Problem to work on
Look through the records below, and copy out every line that holds the string "Price".

──────── Records provided ────────

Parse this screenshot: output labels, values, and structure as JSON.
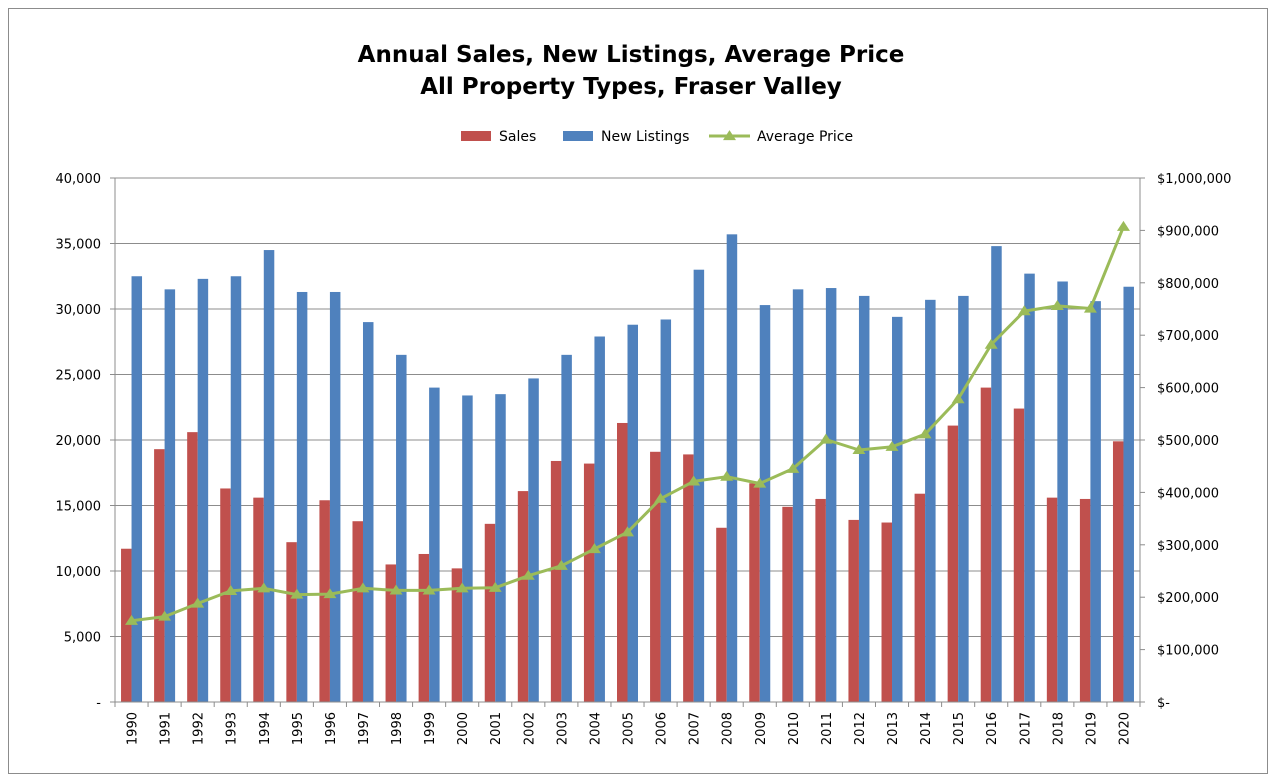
{
  "chart_data": {
    "type": "bar",
    "title": [
      "Annual Sales, New Listings, Average Price",
      "All Property Types, Fraser Valley"
    ],
    "categories": [
      "1990",
      "1991",
      "1992",
      "1993",
      "1994",
      "1995",
      "1996",
      "1997",
      "1998",
      "1999",
      "2000",
      "2001",
      "2002",
      "2003",
      "2004",
      "2005",
      "2006",
      "2007",
      "2008",
      "2009",
      "2010",
      "2011",
      "2012",
      "2013",
      "2014",
      "2015",
      "2016",
      "2017",
      "2018",
      "2019",
      "2020"
    ],
    "series": [
      {
        "name": "Sales",
        "kind": "bar",
        "axis": "left",
        "color": "#c0504d",
        "values": [
          11700,
          19300,
          20600,
          16300,
          15600,
          12200,
          15400,
          13800,
          10500,
          11300,
          10200,
          13600,
          16100,
          18400,
          18200,
          21300,
          19100,
          18900,
          13300,
          16700,
          14900,
          15500,
          13900,
          13700,
          15900,
          21100,
          24000,
          22400,
          15600,
          15500,
          19900
        ]
      },
      {
        "name": "New Listings",
        "kind": "bar",
        "axis": "left",
        "color": "#4f81bd",
        "values": [
          32500,
          31500,
          32300,
          32500,
          34500,
          31300,
          31300,
          29000,
          26500,
          24000,
          23400,
          23500,
          24700,
          26500,
          27900,
          28800,
          29200,
          33000,
          35700,
          30300,
          31500,
          31600,
          31000,
          29400,
          30700,
          31000,
          34800,
          32700,
          32100,
          30600,
          31700
        ]
      },
      {
        "name": "Average Price",
        "kind": "line",
        "axis": "right",
        "color": "#9bbb59",
        "values": [
          155000,
          163000,
          188000,
          212000,
          217000,
          205000,
          206000,
          217000,
          213000,
          213000,
          217000,
          218000,
          241000,
          260000,
          292000,
          324000,
          388000,
          421000,
          430000,
          417000,
          445000,
          501000,
          481000,
          487000,
          511000,
          578000,
          682000,
          746000,
          756000,
          751000,
          907000
        ]
      }
    ],
    "left_axis": {
      "min": 0,
      "max": 40000,
      "step": 5000,
      "tick_labels": [
        "-",
        "5,000",
        "10,000",
        "15,000",
        "20,000",
        "25,000",
        "30,000",
        "35,000",
        "40,000"
      ]
    },
    "right_axis": {
      "min": 0,
      "max": 1000000,
      "step": 100000,
      "tick_labels": [
        "$-",
        "$100,000",
        "$200,000",
        "$300,000",
        "$400,000",
        "$500,000",
        "$600,000",
        "$700,000",
        "$800,000",
        "$900,000",
        "$1,000,000"
      ]
    },
    "grid": "horizontal",
    "legend_position": "top-center"
  }
}
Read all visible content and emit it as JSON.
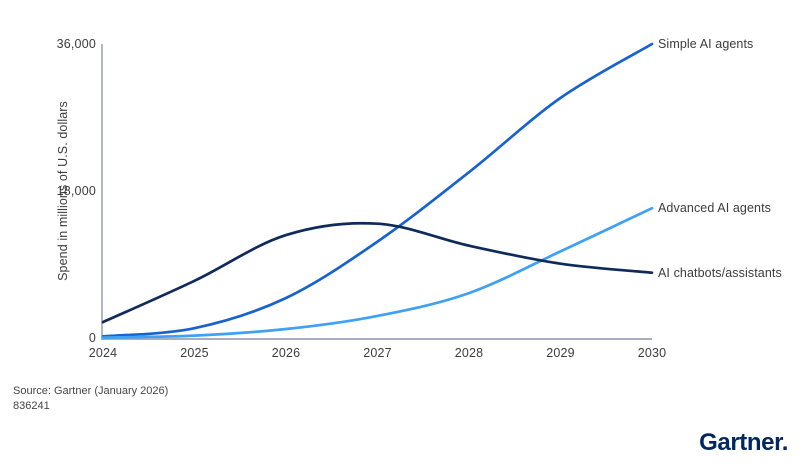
{
  "chart_data": {
    "type": "line",
    "title": "",
    "xlabel": "",
    "ylabel": "Spend in millions of U.S. dollars",
    "x": [
      2024,
      2025,
      2026,
      2027,
      2028,
      2029,
      2030
    ],
    "ylim": [
      0,
      36000
    ],
    "yticks": [
      {
        "value": 0,
        "label": "0"
      },
      {
        "value": 18000,
        "label": "18,000"
      },
      {
        "value": 36000,
        "label": "36,000"
      }
    ],
    "grid": false,
    "legend_position": "labels-at-line-ends-right",
    "series": [
      {
        "name": "Simple AI agents",
        "color": "#1862cf",
        "values": [
          200,
          1200,
          4900,
          11800,
          20300,
          29400,
          36000
        ]
      },
      {
        "name": "Advanced AI agents",
        "color": "#3fa1f6",
        "values": [
          50,
          300,
          1100,
          2700,
          5500,
          10600,
          15900
        ]
      },
      {
        "name": "AI chatbots/assistants",
        "color": "#0f2b5a",
        "values": [
          1950,
          7000,
          12600,
          14000,
          11300,
          9100,
          8000
        ]
      }
    ]
  },
  "footer": {
    "source_line": "Source: Gartner (January 2026)",
    "doc_id": "836241",
    "brand": "Gartner."
  },
  "colors": {
    "axis": "#9ca3b8",
    "text": "#3c3c3c",
    "brand_navy": "#00285e"
  }
}
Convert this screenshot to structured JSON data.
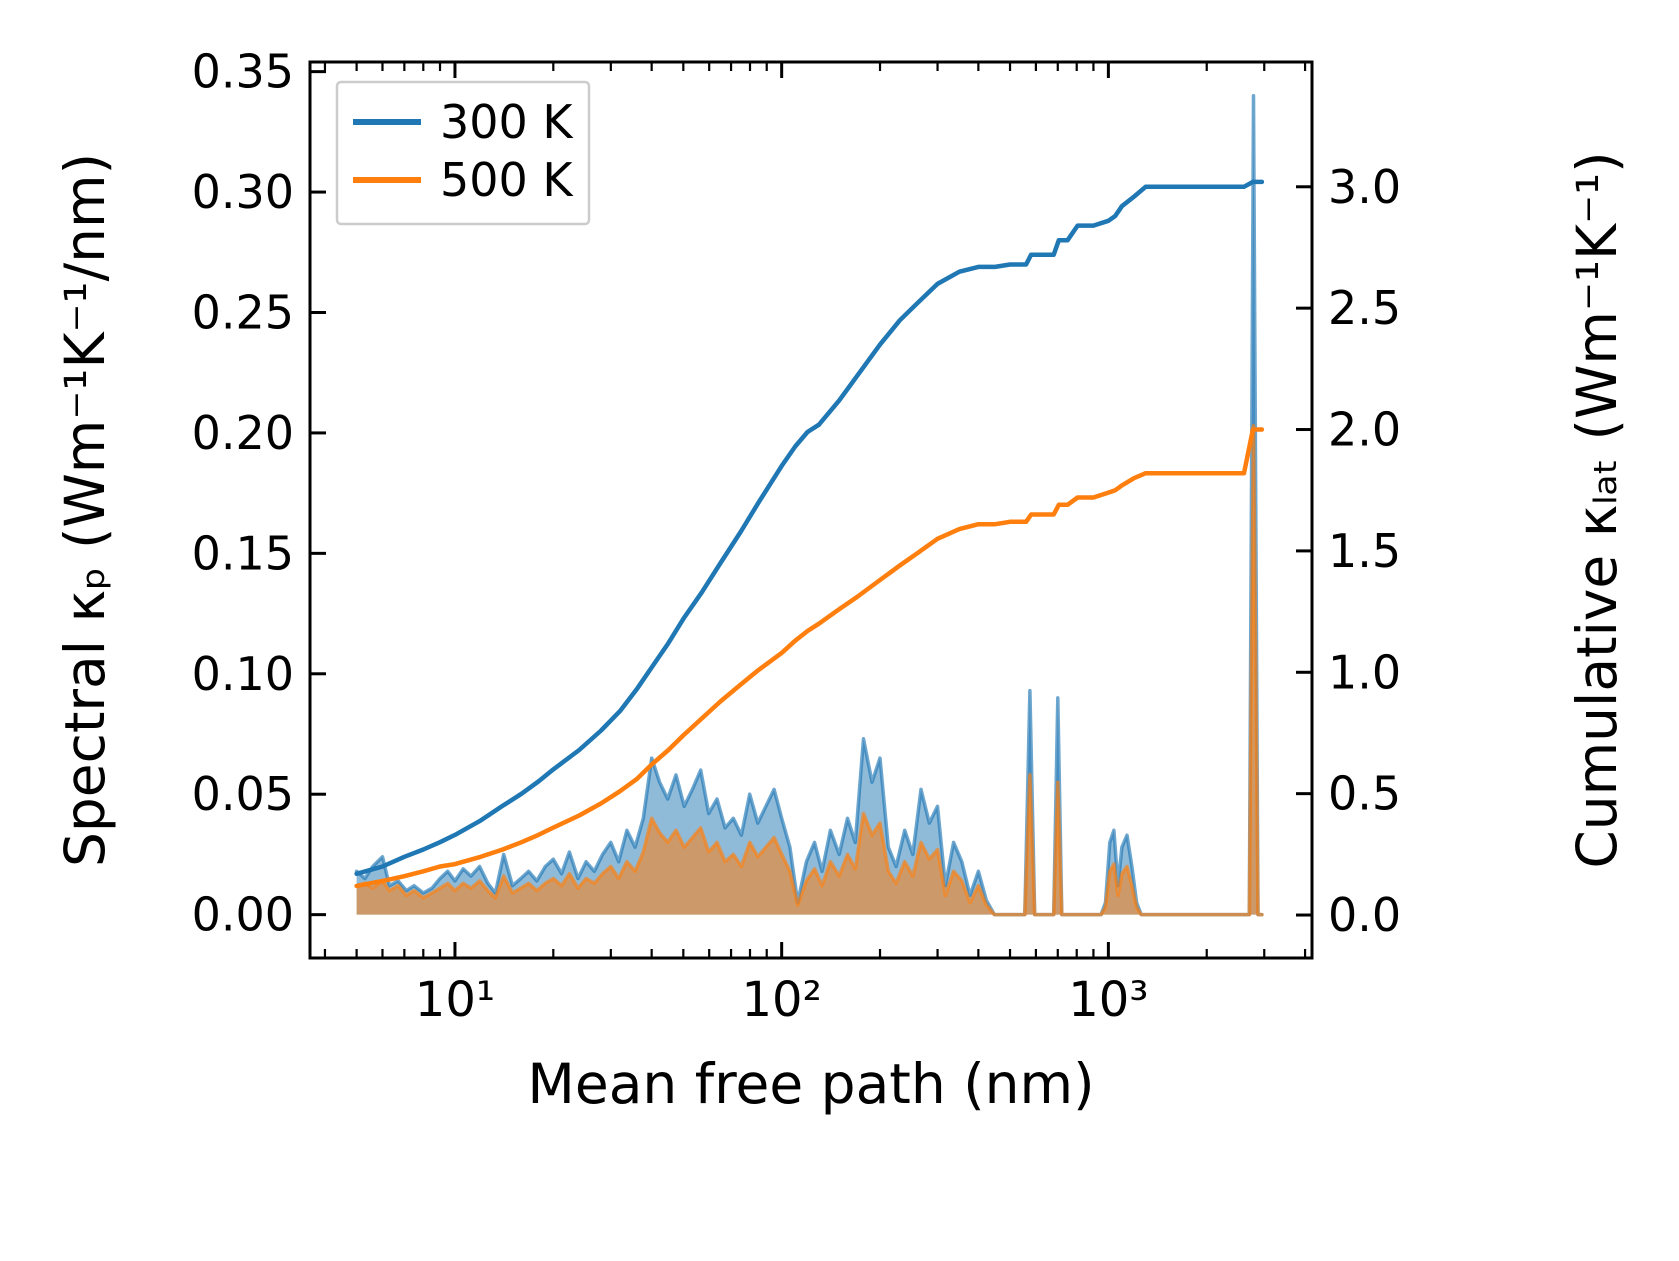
{
  "chart_data": {
    "type": "line",
    "title": "",
    "xlabel": "Mean free path (nm)",
    "ylabel_left": "Spectral κₚ (Wm⁻¹K⁻¹/nm)",
    "ylabel_right": "Cumulative κₗₐₜ (Wm⁻¹K⁻¹)",
    "x_scale": "log",
    "grid": false,
    "xlim": [
      3.6,
      4200
    ],
    "ylim_left": [
      -0.018,
      0.354
    ],
    "ylim_right": [
      -0.177,
      3.514
    ],
    "x_major_ticks": [
      {
        "v": 10,
        "label": "10¹"
      },
      {
        "v": 100,
        "label": "10²"
      },
      {
        "v": 1000,
        "label": "10³"
      }
    ],
    "x_minor_ticks": [
      4,
      5,
      6,
      7,
      8,
      9,
      20,
      30,
      40,
      50,
      60,
      70,
      80,
      90,
      200,
      300,
      400,
      500,
      600,
      700,
      800,
      900,
      2000,
      3000,
      4000
    ],
    "y_left_ticks": [
      {
        "v": 0.0,
        "label": "0.00"
      },
      {
        "v": 0.05,
        "label": "0.05"
      },
      {
        "v": 0.1,
        "label": "0.10"
      },
      {
        "v": 0.15,
        "label": "0.15"
      },
      {
        "v": 0.2,
        "label": "0.20"
      },
      {
        "v": 0.25,
        "label": "0.25"
      },
      {
        "v": 0.3,
        "label": "0.30"
      },
      {
        "v": 0.35,
        "label": "0.35"
      }
    ],
    "y_right_ticks": [
      {
        "v": 0.0,
        "label": "0.0"
      },
      {
        "v": 0.5,
        "label": "0.5"
      },
      {
        "v": 1.0,
        "label": "1.0"
      },
      {
        "v": 1.5,
        "label": "1.5"
      },
      {
        "v": 2.0,
        "label": "2.0"
      },
      {
        "v": 2.5,
        "label": "2.5"
      },
      {
        "v": 3.0,
        "label": "3.0"
      }
    ],
    "legend": {
      "position": "upper-left",
      "entries": [
        {
          "label": "300 K",
          "color": "#1f77b4"
        },
        {
          "label": "500 K",
          "color": "#ff7f0e"
        }
      ]
    },
    "colors": {
      "blue": "#1f77b4",
      "orange": "#ff7f0e",
      "legend_edge": "#cccccc",
      "spine": "#000000"
    },
    "spectral": {
      "axis": "left",
      "x": [
        5,
        5.3,
        5.6,
        6,
        6.3,
        6.7,
        7.1,
        7.5,
        8,
        8.5,
        9,
        9.5,
        10,
        10.6,
        11.2,
        11.9,
        12.6,
        13.3,
        14.1,
        15,
        15.9,
        16.8,
        17.8,
        18.9,
        20,
        21.2,
        22.4,
        23.8,
        25.2,
        26.7,
        28.3,
        30,
        31.7,
        33.6,
        35.6,
        37.7,
        40,
        42.3,
        44.8,
        47.5,
        50.3,
        53.3,
        56.5,
        59.8,
        63.4,
        67.1,
        71.1,
        75.3,
        79.8,
        84.5,
        89.5,
        94.8,
        100,
        106,
        112,
        119,
        126,
        133,
        141,
        150,
        159,
        168,
        178,
        189,
        200,
        212,
        224,
        238,
        252,
        267,
        283,
        300,
        317,
        336,
        356,
        377,
        400,
        423,
        448,
        475,
        503,
        533,
        555,
        575,
        595,
        620,
        650,
        680,
        700,
        720,
        745,
        800,
        850,
        900,
        950,
        980,
        1010,
        1040,
        1070,
        1100,
        1140,
        1180,
        1220,
        1260,
        1350,
        1500,
        1700,
        1900,
        2100,
        2300,
        2500,
        2650,
        2700,
        2780,
        2870,
        2950
      ],
      "series": [
        {
          "name": "300 K",
          "color": "#1f77b4",
          "values": [
            0.018,
            0.015,
            0.02,
            0.024,
            0.012,
            0.014,
            0.01,
            0.012,
            0.009,
            0.011,
            0.015,
            0.018,
            0.014,
            0.019,
            0.016,
            0.02,
            0.013,
            0.009,
            0.025,
            0.012,
            0.015,
            0.018,
            0.014,
            0.02,
            0.023,
            0.017,
            0.026,
            0.015,
            0.022,
            0.018,
            0.025,
            0.03,
            0.022,
            0.035,
            0.028,
            0.04,
            0.065,
            0.055,
            0.048,
            0.058,
            0.045,
            0.052,
            0.06,
            0.042,
            0.048,
            0.036,
            0.04,
            0.033,
            0.05,
            0.038,
            0.045,
            0.052,
            0.04,
            0.028,
            0.005,
            0.022,
            0.03,
            0.018,
            0.035,
            0.025,
            0.04,
            0.03,
            0.073,
            0.055,
            0.065,
            0.028,
            0.02,
            0.035,
            0.025,
            0.052,
            0.038,
            0.045,
            0.012,
            0.03,
            0.022,
            0.008,
            0.018,
            0.006,
            0.0,
            0.0,
            0.0,
            0.0,
            0.0,
            0.093,
            0.0,
            0.0,
            0.0,
            0.0,
            0.09,
            0.0,
            0.0,
            0.0,
            0.0,
            0.0,
            0.0,
            0.005,
            0.03,
            0.035,
            0.012,
            0.028,
            0.033,
            0.02,
            0.005,
            0.0,
            0.0,
            0.0,
            0.0,
            0.0,
            0.0,
            0.0,
            0.0,
            0.0,
            0.0,
            0.34,
            0.0,
            0.0
          ]
        },
        {
          "name": "500 K",
          "color": "#ff7f0e",
          "values": [
            0.012,
            0.013,
            0.011,
            0.014,
            0.01,
            0.012,
            0.008,
            0.01,
            0.007,
            0.009,
            0.011,
            0.013,
            0.01,
            0.013,
            0.011,
            0.014,
            0.01,
            0.007,
            0.016,
            0.009,
            0.011,
            0.013,
            0.01,
            0.013,
            0.015,
            0.012,
            0.017,
            0.011,
            0.015,
            0.013,
            0.017,
            0.02,
            0.015,
            0.022,
            0.018,
            0.026,
            0.04,
            0.034,
            0.03,
            0.035,
            0.028,
            0.032,
            0.036,
            0.026,
            0.03,
            0.022,
            0.025,
            0.02,
            0.03,
            0.024,
            0.028,
            0.032,
            0.025,
            0.018,
            0.004,
            0.014,
            0.019,
            0.012,
            0.022,
            0.016,
            0.025,
            0.019,
            0.042,
            0.033,
            0.038,
            0.018,
            0.013,
            0.022,
            0.016,
            0.03,
            0.023,
            0.027,
            0.008,
            0.018,
            0.014,
            0.005,
            0.012,
            0.004,
            0.0,
            0.0,
            0.0,
            0.0,
            0.0,
            0.058,
            0.0,
            0.0,
            0.0,
            0.0,
            0.055,
            0.0,
            0.0,
            0.0,
            0.0,
            0.0,
            0.0,
            0.003,
            0.018,
            0.021,
            0.008,
            0.017,
            0.02,
            0.012,
            0.003,
            0.0,
            0.0,
            0.0,
            0.0,
            0.0,
            0.0,
            0.0,
            0.0,
            0.0,
            0.0,
            0.203,
            0.0,
            0.0
          ]
        }
      ]
    },
    "cumulative": {
      "axis": "right",
      "x": [
        5,
        6,
        7,
        8,
        9,
        10,
        12,
        14,
        16,
        18,
        20,
        24,
        28,
        32,
        36,
        40,
        45,
        50,
        57,
        65,
        75,
        85,
        100,
        110,
        120,
        130,
        150,
        170,
        200,
        230,
        260,
        300,
        350,
        400,
        450,
        500,
        560,
        580,
        620,
        680,
        705,
        750,
        805,
        900,
        1000,
        1050,
        1100,
        1200,
        1300,
        1400,
        1800,
        2200,
        2600,
        2770,
        2950
      ],
      "series": [
        {
          "name": "300 K",
          "color": "#1f77b4",
          "values": [
            0.17,
            0.2,
            0.24,
            0.27,
            0.3,
            0.33,
            0.39,
            0.45,
            0.5,
            0.55,
            0.6,
            0.68,
            0.76,
            0.84,
            0.93,
            1.02,
            1.12,
            1.22,
            1.33,
            1.45,
            1.58,
            1.7,
            1.85,
            1.93,
            1.99,
            2.02,
            2.12,
            2.22,
            2.35,
            2.45,
            2.52,
            2.6,
            2.65,
            2.67,
            2.67,
            2.68,
            2.68,
            2.72,
            2.72,
            2.72,
            2.78,
            2.78,
            2.84,
            2.84,
            2.86,
            2.88,
            2.92,
            2.96,
            3.0,
            3.0,
            3.0,
            3.0,
            3.0,
            3.02,
            3.02
          ]
        },
        {
          "name": "500 K",
          "color": "#ff7f0e",
          "values": [
            0.12,
            0.14,
            0.16,
            0.18,
            0.2,
            0.21,
            0.24,
            0.27,
            0.3,
            0.33,
            0.36,
            0.41,
            0.46,
            0.51,
            0.56,
            0.62,
            0.68,
            0.74,
            0.81,
            0.88,
            0.95,
            1.01,
            1.08,
            1.13,
            1.17,
            1.2,
            1.26,
            1.31,
            1.38,
            1.44,
            1.49,
            1.55,
            1.59,
            1.61,
            1.61,
            1.62,
            1.62,
            1.65,
            1.65,
            1.65,
            1.69,
            1.69,
            1.72,
            1.72,
            1.74,
            1.75,
            1.77,
            1.8,
            1.82,
            1.82,
            1.82,
            1.82,
            1.82,
            2.0,
            2.0
          ]
        }
      ]
    }
  }
}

────────

Solution for this exercise
      "Annual Sales, New Listings, Average Price",
        "name": "Average Price",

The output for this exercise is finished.